>> start

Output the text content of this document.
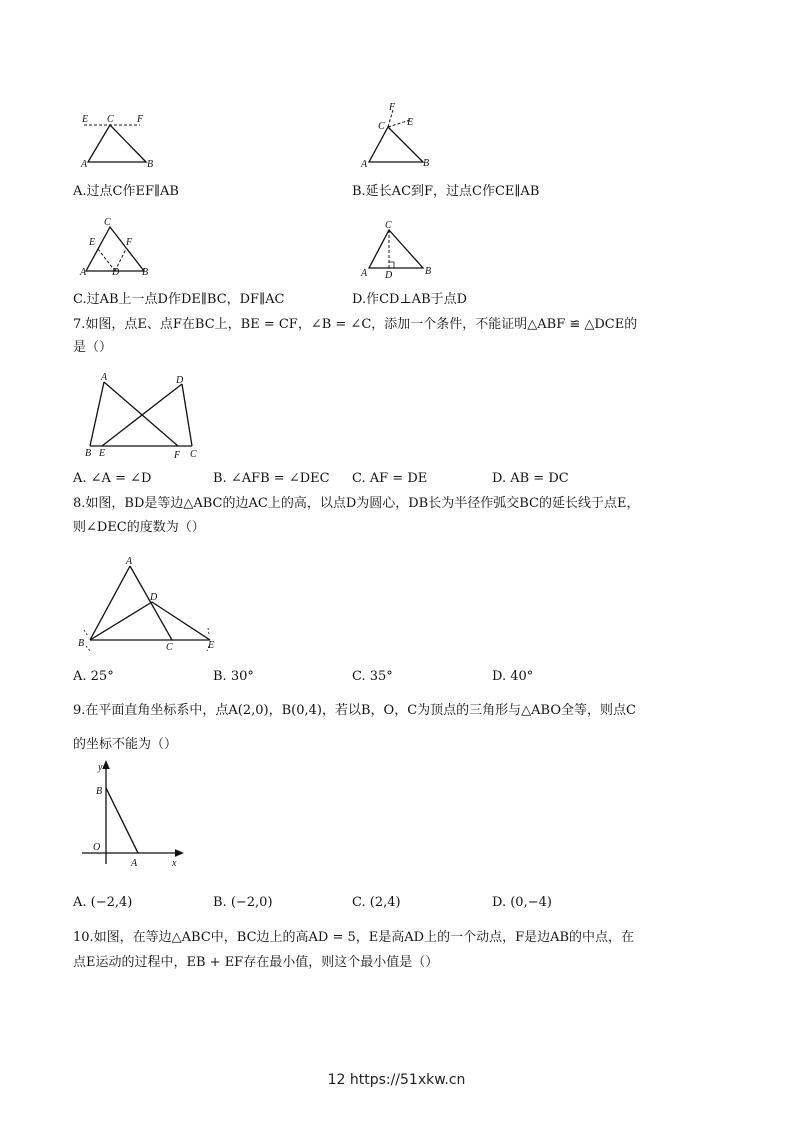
E C F
A	B
F
C E
A	B
C
E	F
A	D B
C
A D	B
A.过点C作EF∥AB	B.延长AC到F，过点C作CE∥AB
C.过AB上一点D作DE∥BC，DF∥AC	D.作CD⊥AB于点D
7.如图，点E、点F在BC上，BE = CF，∠B = ∠C，添加一个条件，不能证明△ABF ≌ △DCE的
是（）
A	D
B E	F C
A. ∠A = ∠D	B. ∠AFB = ∠DEC C. AF = DE	D. AB = DC
8.如图，BD是等边△ABC的边AC上的高，以点D为圆心，DB长为半径作弧交BC的延长线于点E，
则∠DEC的度数为（）
A
D
B	C	E
A. 25°	B. 30°	C. 35°	D. 40°
9.在平面直角坐标系中，点A(2,0)，B(0,4)，若以B，O，C为顶点的三角形与△ABO全等，则点C
的坐标不能为（）
y
B
O
A	x
A. (−2,4)	B. (−2,0)	C. (2,4)	D. (0,−4)
10.如图，在等边△ABC中，BC边上的高AD = 5，E是高AD上的一个动点，F是边AB的中点，在
点E运动的过程中，EB + EF存在最小值，则这个最小值是（）
12 https://51xkw.cn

>> end

→ **Directions for this task**
Write out every record above exactly as it stands, but leave out the pictures.

→ **The completed task**
Output the text content of this document.
E C F
A	B
F
C E
A	B
C
E	F
A	D B
C
A D	B
A.过点C作EF∥AB	B.延长AC到F，过点C作CE∥AB
C.过AB上一点D作DE∥BC，DF∥AC	D.作CD⊥AB于点D
7.如图，点E、点F在BC上，BE = CF，∠B = ∠C，添加一个条件，不能证明△ABF ≌ △DCE的
是（）
A	D
B E	F C
A. ∠A = ∠D	B. ∠AFB = ∠DEC C. AF = DE	D. AB = DC
8.如图，BD是等边△ABC的边AC上的高，以点D为圆心，DB长为半径作弧交BC的延长线于点E，
则∠DEC的度数为（）
A
D
B	C	E
A. 25°	B. 30°	C. 35°	D. 40°
9.在平面直角坐标系中，点A(2,0)，B(0,4)，若以B，O，C为顶点的三角形与△ABO全等，则点C
的坐标不能为（）
y
B
O
A	x
A. (−2,4)	B. (−2,0)	C. (2,4)	D. (0,−4)
10.如图，在等边△ABC中，BC边上的高AD = 5，E是高AD上的一个动点，F是边AB的中点，在
点E运动的过程中，EB + EF存在最小值，则这个最小值是（）
12 https://51xkw.cn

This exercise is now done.